(Problem statement): The records below must be transcribed exactly. Do not include the pictures.

====

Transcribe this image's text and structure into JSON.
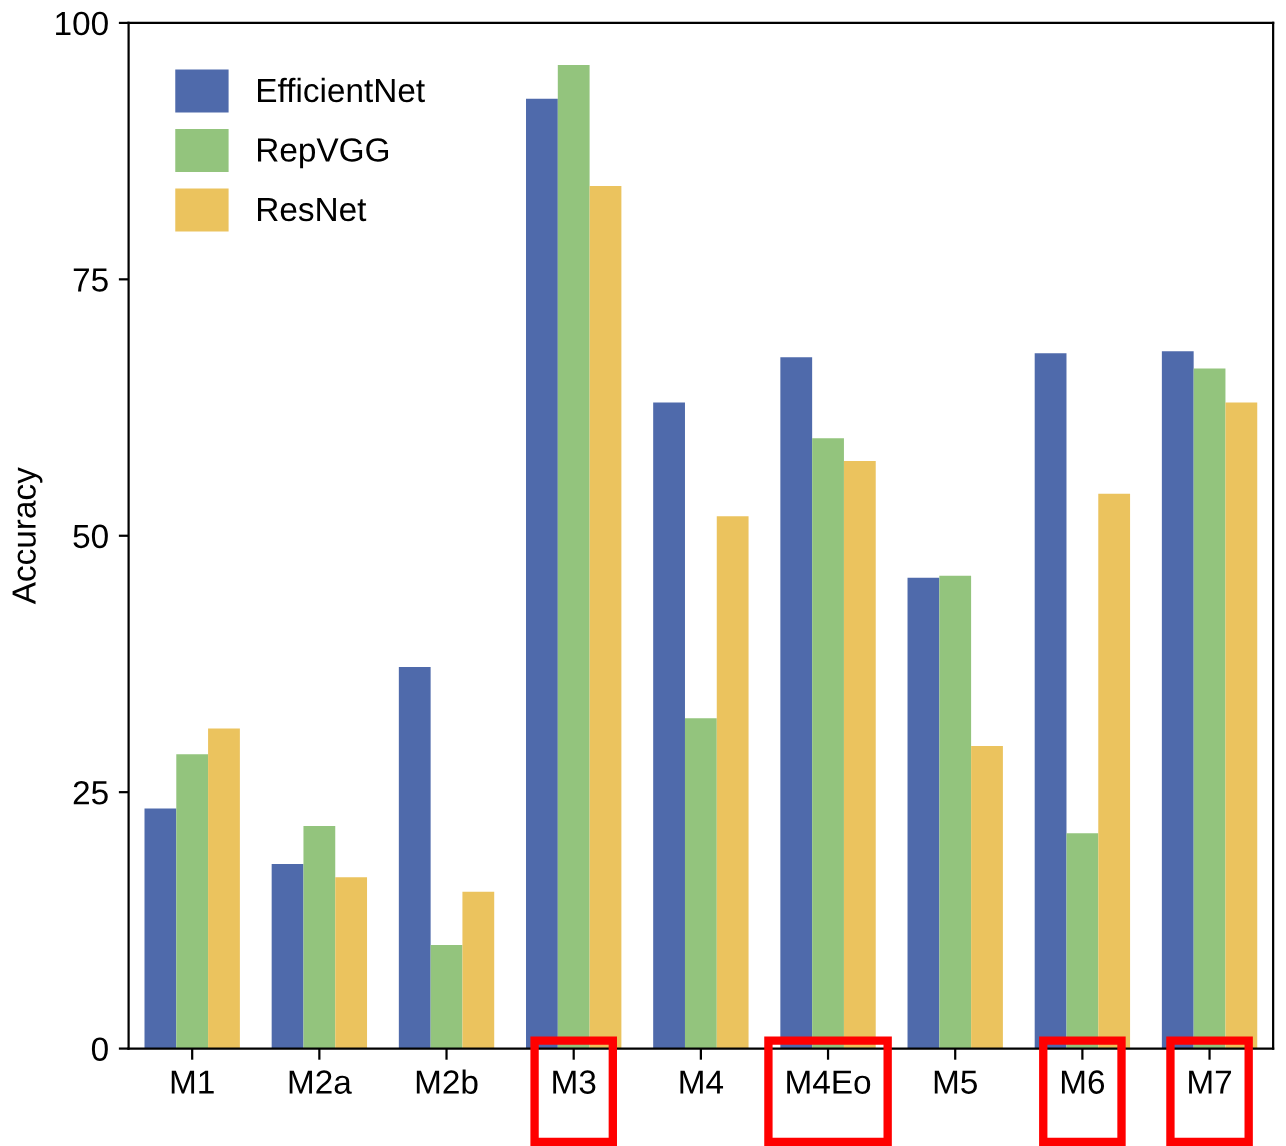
{
  "chart_data": {
    "type": "bar",
    "ylabel": "Accuracy",
    "categories": [
      "M1",
      "M2a",
      "M2b",
      "M3",
      "M4",
      "M4Eo",
      "M5",
      "M6",
      "M7"
    ],
    "series": [
      {
        "name": "EfficientNet",
        "color": "#4f6aab",
        "values": [
          23.4,
          18.0,
          37.2,
          92.6,
          63.0,
          67.4,
          45.9,
          67.8,
          68.0
        ]
      },
      {
        "name": "RepVGG",
        "color": "#93c47d",
        "values": [
          28.7,
          21.7,
          10.1,
          95.9,
          32.2,
          59.5,
          46.1,
          21.0,
          66.3
        ]
      },
      {
        "name": "ResNet",
        "color": "#ebc35e",
        "values": [
          31.2,
          16.7,
          15.3,
          84.1,
          51.9,
          57.3,
          29.5,
          54.1,
          63.0
        ]
      }
    ],
    "ylim": [
      0,
      100
    ],
    "yticks": [
      0,
      25,
      50,
      75,
      100
    ],
    "grid": false,
    "legend": "top left"
  }
}
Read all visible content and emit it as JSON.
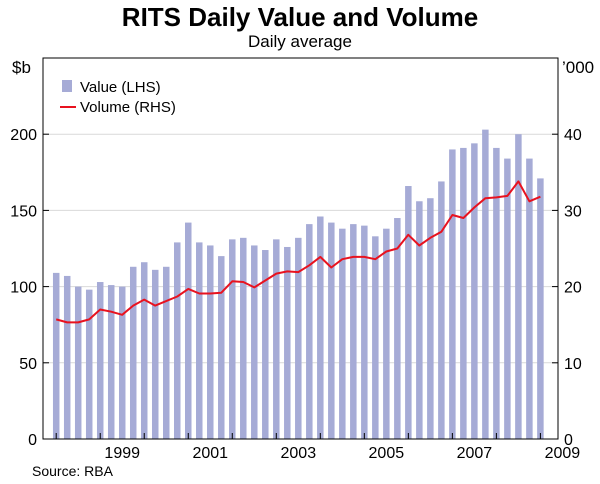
{
  "chart_data": {
    "type": "bar",
    "title": "RITS Daily Value and Volume",
    "subtitle": "Daily average",
    "left_unit": "$b",
    "right_unit": "’000",
    "source": "Source: RBA",
    "left_axis": {
      "ylim": [
        0,
        250
      ],
      "ticks": [
        0,
        50,
        100,
        150,
        200
      ]
    },
    "right_axis": {
      "ylim": [
        0,
        50
      ],
      "ticks": [
        0,
        10,
        20,
        30,
        40
      ]
    },
    "x_range": [
      1997.7,
      2009.4
    ],
    "x_ticks": [
      "1999",
      "2001",
      "2003",
      "2005",
      "2007",
      "2009"
    ],
    "x_tick_values": [
      1999,
      2001,
      2003,
      2005,
      2007,
      2009
    ],
    "legend": {
      "placement": "top-left",
      "items": [
        "Value (LHS)",
        "Volume (RHS)"
      ]
    },
    "grid": true,
    "colors": {
      "bars": "#a6abd6",
      "line": "#e8121f"
    },
    "x": [
      1998.0,
      1998.25,
      1998.5,
      1998.75,
      1999.0,
      1999.25,
      1999.5,
      1999.75,
      2000.0,
      2000.25,
      2000.5,
      2000.75,
      2001.0,
      2001.25,
      2001.5,
      2001.75,
      2002.0,
      2002.25,
      2002.5,
      2002.75,
      2003.0,
      2003.25,
      2003.5,
      2003.75,
      2004.0,
      2004.25,
      2004.5,
      2004.75,
      2005.0,
      2005.25,
      2005.5,
      2005.75,
      2006.0,
      2006.25,
      2006.5,
      2006.75,
      2007.0,
      2007.25,
      2007.5,
      2007.75,
      2008.0,
      2008.25,
      2008.5,
      2008.75,
      2009.0
    ],
    "series": [
      {
        "name": "Value (LHS)",
        "axis": "left",
        "values": [
          109,
          107,
          100,
          98,
          103,
          101,
          100,
          113,
          116,
          111,
          113,
          129,
          142,
          129,
          127,
          120,
          131,
          132,
          127,
          124,
          131,
          126,
          132,
          141,
          146,
          142,
          138,
          141,
          140,
          133,
          138,
          145,
          166,
          156,
          158,
          169,
          190,
          191,
          194,
          203,
          191,
          184,
          200,
          184,
          171
        ]
      },
      {
        "name": "Volume (RHS)",
        "axis": "right",
        "values": [
          15.7,
          15.3,
          15.3,
          15.7,
          17.0,
          16.7,
          16.3,
          17.5,
          18.3,
          17.5,
          18.1,
          18.7,
          19.7,
          19.1,
          19.1,
          19.2,
          20.7,
          20.6,
          19.9,
          20.8,
          21.7,
          22.0,
          21.9,
          22.8,
          23.9,
          22.5,
          23.6,
          23.9,
          23.9,
          23.6,
          24.6,
          25.0,
          26.8,
          25.4,
          26.4,
          27.2,
          29.4,
          29.0,
          30.4,
          31.6,
          31.7,
          31.9,
          33.8,
          31.2,
          31.8
        ]
      }
    ]
  }
}
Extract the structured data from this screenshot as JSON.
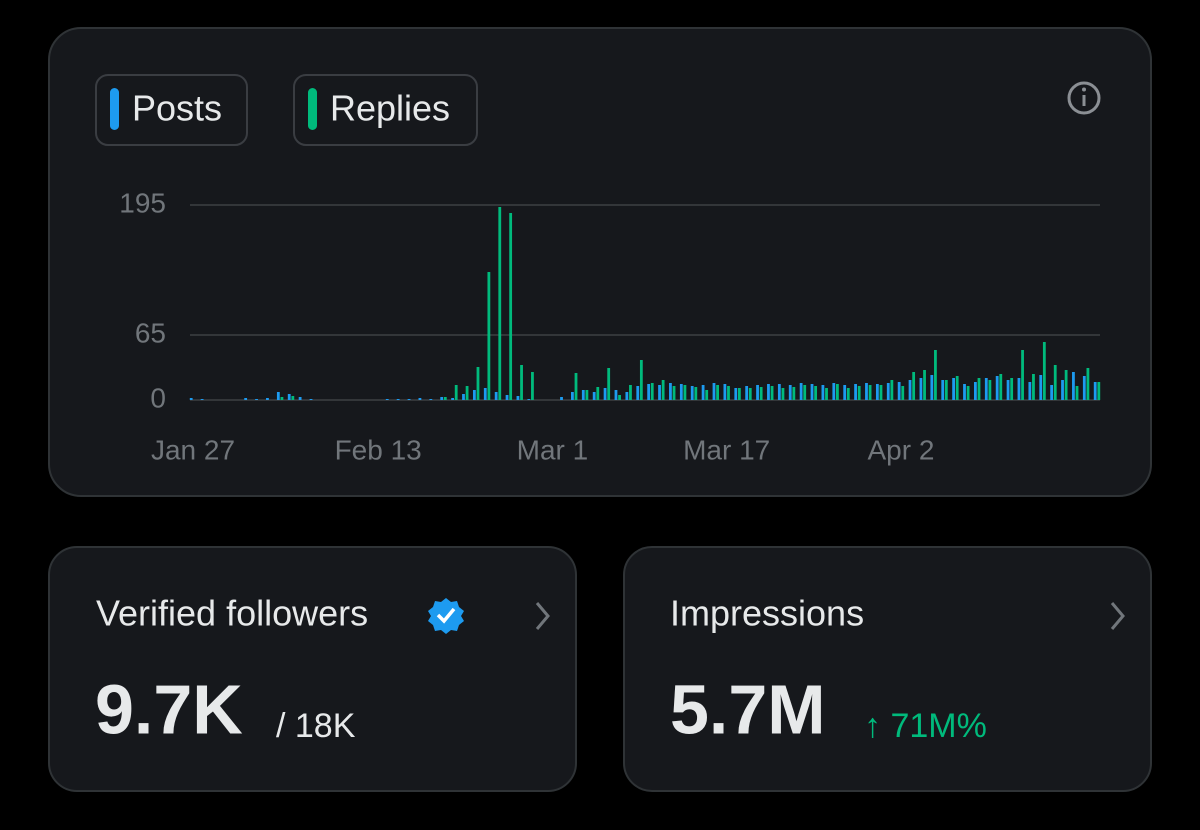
{
  "chart_data": {
    "type": "bar",
    "categories": [
      "Jan 27",
      null,
      null,
      null,
      null,
      null,
      null,
      null,
      null,
      null,
      null,
      null,
      null,
      null,
      null,
      null,
      null,
      "Feb 13",
      null,
      null,
      null,
      null,
      null,
      null,
      null,
      null,
      null,
      null,
      null,
      null,
      null,
      null,
      null,
      "Mar 1",
      null,
      null,
      null,
      null,
      null,
      null,
      null,
      null,
      null,
      null,
      null,
      null,
      null,
      null,
      null,
      "Mar 17",
      null,
      null,
      null,
      null,
      null,
      null,
      null,
      null,
      null,
      null,
      null,
      null,
      null,
      null,
      null,
      "Apr 2",
      null,
      null,
      null,
      null,
      null,
      null,
      null,
      null,
      null,
      null,
      null,
      null,
      null,
      null,
      null,
      null,
      null,
      null
    ],
    "series": [
      {
        "name": "Posts",
        "color": "#1d9bf0",
        "values": [
          2,
          1,
          0,
          0,
          0,
          2,
          1,
          2,
          8,
          6,
          3,
          1,
          0,
          0,
          0,
          0,
          0,
          0,
          1,
          1,
          1,
          2,
          1,
          3,
          2,
          6,
          10,
          12,
          8,
          5,
          4,
          1,
          0,
          0,
          3,
          8,
          10,
          8,
          12,
          10,
          8,
          14,
          16,
          15,
          17,
          16,
          14,
          15,
          17,
          16,
          12,
          14,
          15,
          16,
          16,
          15,
          17,
          16,
          15,
          17,
          15,
          16,
          17,
          16,
          17,
          18,
          20,
          22,
          25,
          20,
          22,
          16,
          18,
          22,
          24,
          20,
          22,
          18,
          25,
          15,
          20,
          28,
          24,
          18
        ]
      },
      {
        "name": "Replies",
        "color": "#00ba7c",
        "values": [
          0,
          0,
          0,
          0,
          0,
          0,
          0,
          0,
          3,
          4,
          0,
          0,
          0,
          0,
          0,
          0,
          0,
          0,
          0,
          0,
          0,
          0,
          0,
          3,
          15,
          14,
          33,
          128,
          193,
          187,
          35,
          28,
          0,
          0,
          0,
          27,
          10,
          13,
          32,
          5,
          15,
          40,
          17,
          20,
          14,
          15,
          13,
          10,
          15,
          14,
          12,
          12,
          13,
          14,
          12,
          13,
          15,
          14,
          12,
          16,
          12,
          14,
          15,
          15,
          20,
          14,
          28,
          30,
          50,
          20,
          24,
          14,
          22,
          20,
          26,
          22,
          50,
          26,
          58,
          35,
          30,
          14,
          32,
          18
        ]
      }
    ],
    "ylim": [
      0,
      195
    ],
    "yticks": [
      0,
      65,
      195
    ],
    "grid": true
  },
  "cards": [
    {
      "title": "Verified followers",
      "value": "9.7K",
      "detail": "/ 18K"
    },
    {
      "title": "Impressions",
      "value": "5.7M",
      "detail": "↑ 71M%"
    }
  ]
}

====

(Expected answer):
Transcribe this image's text and structure into JSON.
{
  "chart_data": {
    "type": "bar",
    "ylabel": "Accuracy",
    "categories": [
      "M1",
      "M2a",
      "M2b",
      "M3",
      "M4",
      "M4Eo",
      "M5",
      "M6",
      "M7"
    ],
    "series": [
      {
        "name": "EfficientNet",
        "color": "#4f6aab",
        "values": [
          23.4,
          18.0,
          37.2,
          92.6,
          63.0,
          67.4,
          45.9,
          67.8,
          68.0
        ]
      },
      {
        "name": "RepVGG",
        "color": "#93c47d",
        "values": [
          28.7,
          21.7,
          10.1,
          95.9,
          32.2,
          59.5,
          46.1,
          21.0,
          66.3
        ]
      },
      {
        "name": "ResNet",
        "color": "#ebc35e",
        "values": [
          31.2,
          16.7,
          15.3,
          84.1,
          51.9,
          57.3,
          29.5,
          54.1,
          63.0
        ]
      }
    ],
    "ylim": [
      0,
      100
    ],
    "yticks": [
      0,
      25,
      50,
      75,
      100
    ],
    "grid": false,
    "legend": "top left"
  }
}
Read all visible content and emit it as JSON.
{
  "chart_data": {
    "type": "bar",
    "title": "RITS Daily Value and Volume",
    "subtitle": "Daily average",
    "left_unit": "$b",
    "right_unit": "’000",
    "source": "Source: RBA",
    "left_axis": {
      "ylim": [
        0,
        250
      ],
      "ticks": [
        0,
        50,
        100,
        150,
        200
      ]
    },
    "right_axis": {
      "ylim": [
        0,
        50
      ],
      "ticks": [
        0,
        10,
        20,
        30,
        40
      ]
    },
    "x_range": [
      1997.7,
      2009.4
    ],
    "x_ticks": [
      "1999",
      "2001",
      "2003",
      "2005",
      "2007",
      "2009"
    ],
    "x_tick_values": [
      1999,
      2001,
      2003,
      2005,
      2007,
      2009
    ],
    "legend": {
      "placement": "top-left",
      "items": [
        "Value (LHS)",
        "Volume (RHS)"
      ]
    },
    "grid": true,
    "colors": {
      "bars": "#a6abd6",
      "line": "#e8121f"
    },
    "x": [
      1998.0,
      1998.25,
      1998.5,
      1998.75,
      1999.0,
      1999.25,
      1999.5,
      1999.75,
      2000.0,
      2000.25,
      2000.5,
      2000.75,
      2001.0,
      2001.25,
      2001.5,
      2001.75,
      2002.0,
      2002.25,
      2002.5,
      2002.75,
      2003.0,
      2003.25,
      2003.5,
      2003.75,
      2004.0,
      2004.25,
      2004.5,
      2004.75,
      2005.0,
      2005.25,
      2005.5,
      2005.75,
      2006.0,
      2006.25,
      2006.5,
      2006.75,
      2007.0,
      2007.25,
      2007.5,
      2007.75,
      2008.0,
      2008.25,
      2008.5,
      2008.75,
      2009.0
    ],
    "series": [
      {
        "name": "Value (LHS)",
        "axis": "left",
        "values": [
          109,
          107,
          100,
          98,
          103,
          101,
          100,
          113,
          116,
          111,
          113,
          129,
          142,
          129,
          127,
          120,
          131,
          132,
          127,
          124,
          131,
          126,
          132,
          141,
          146,
          142,
          138,
          141,
          140,
          133,
          138,
          145,
          166,
          156,
          158,
          169,
          190,
          191,
          194,
          203,
          191,
          184,
          200,
          184,
          171
        ]
      },
      {
        "name": "Volume (RHS)",
        "axis": "right",
        "values": [
          15.7,
          15.3,
          15.3,
          15.7,
          17.0,
          16.7,
          16.3,
          17.5,
          18.3,
          17.5,
          18.1,
          18.7,
          19.7,
          19.1,
          19.1,
          19.2,
          20.7,
          20.6,
          19.9,
          20.8,
          21.7,
          22.0,
          21.9,
          22.8,
          23.9,
          22.5,
          23.6,
          23.9,
          23.9,
          23.6,
          24.6,
          25.0,
          26.8,
          25.4,
          26.4,
          27.2,
          29.4,
          29.0,
          30.4,
          31.6,
          31.7,
          31.9,
          33.8,
          31.2,
          31.8
        ]
      }
    ]
  }
}
Extract the structured data from this screenshot as JSON.
{
  "chart_data": {
    "type": "bar",
    "categories": [
      "Jan 27",
      null,
      null,
      null,
      null,
      null,
      null,
      null,
      null,
      null,
      null,
      null,
      null,
      null,
      null,
      null,
      null,
      "Feb 13",
      null,
      null,
      null,
      null,
      null,
      null,
      null,
      null,
      null,
      null,
      null,
      null,
      null,
      null,
      null,
      "Mar 1",
      null,
      null,
      null,
      null,
      null,
      null,
      null,
      null,
      null,
      null,
      null,
      null,
      null,
      null,
      null,
      "Mar 17",
      null,
      null,
      null,
      null,
      null,
      null,
      null,
      null,
      null,
      null,
      null,
      null,
      null,
      null,
      null,
      "Apr 2",
      null,
      null,
      null,
      null,
      null,
      null,
      null,
      null,
      null,
      null,
      null,
      null,
      null,
      null,
      null,
      null,
      null,
      null
    ],
    "series": [
      {
        "name": "Posts",
        "color": "#1d9bf0",
        "values": [
          2,
          1,
          0,
          0,
          0,
          2,
          1,
          2,
          8,
          6,
          3,
          1,
          0,
          0,
          0,
          0,
          0,
          0,
          1,
          1,
          1,
          2,
          1,
          3,
          2,
          6,
          10,
          12,
          8,
          5,
          4,
          1,
          0,
          0,
          3,
          8,
          10,
          8,
          12,
          10,
          8,
          14,
          16,
          15,
          17,
          16,
          14,
          15,
          17,
          16,
          12,
          14,
          15,
          16,
          16,
          15,
          17,
          16,
          15,
          17,
          15,
          16,
          17,
          16,
          17,
          18,
          20,
          22,
          25,
          20,
          22,
          16,
          18,
          22,
          24,
          20,
          22,
          18,
          25,
          15,
          20,
          28,
          24,
          18
        ]
      },
      {
        "name": "Replies",
        "color": "#00ba7c",
        "values": [
          0,
          0,
          0,
          0,
          0,
          0,
          0,
          0,
          3,
          4,
          0,
          0,
          0,
          0,
          0,
          0,
          0,
          0,
          0,
          0,
          0,
          0,
          0,
          3,
          15,
          14,
          33,
          128,
          193,
          187,
          35,
          28,
          0,
          0,
          0,
          27,
          10,
          13,
          32,
          5,
          15,
          40,
          17,
          20,
          14,
          15,
          13,
          10,
          15,
          14,
          12,
          12,
          13,
          14,
          12,
          13,
          15,
          14,
          12,
          16,
          12,
          14,
          15,
          15,
          20,
          14,
          28,
          30,
          50,
          20,
          24,
          14,
          22,
          20,
          26,
          22,
          50,
          26,
          58,
          35,
          30,
          14,
          32,
          18
        ]
      }
    ],
    "ylim": [
      0,
      195
    ],
    "yticks": [
      0,
      65,
      195
    ],
    "grid": true
  },
  "cards": [
    {
      "title": "Verified followers",
      "value": "9.7K",
      "detail": "/ 18K"
    },
    {
      "title": "Impressions",
      "value": "5.7M",
      "detail": "↑ 71M%"
    }
  ]
}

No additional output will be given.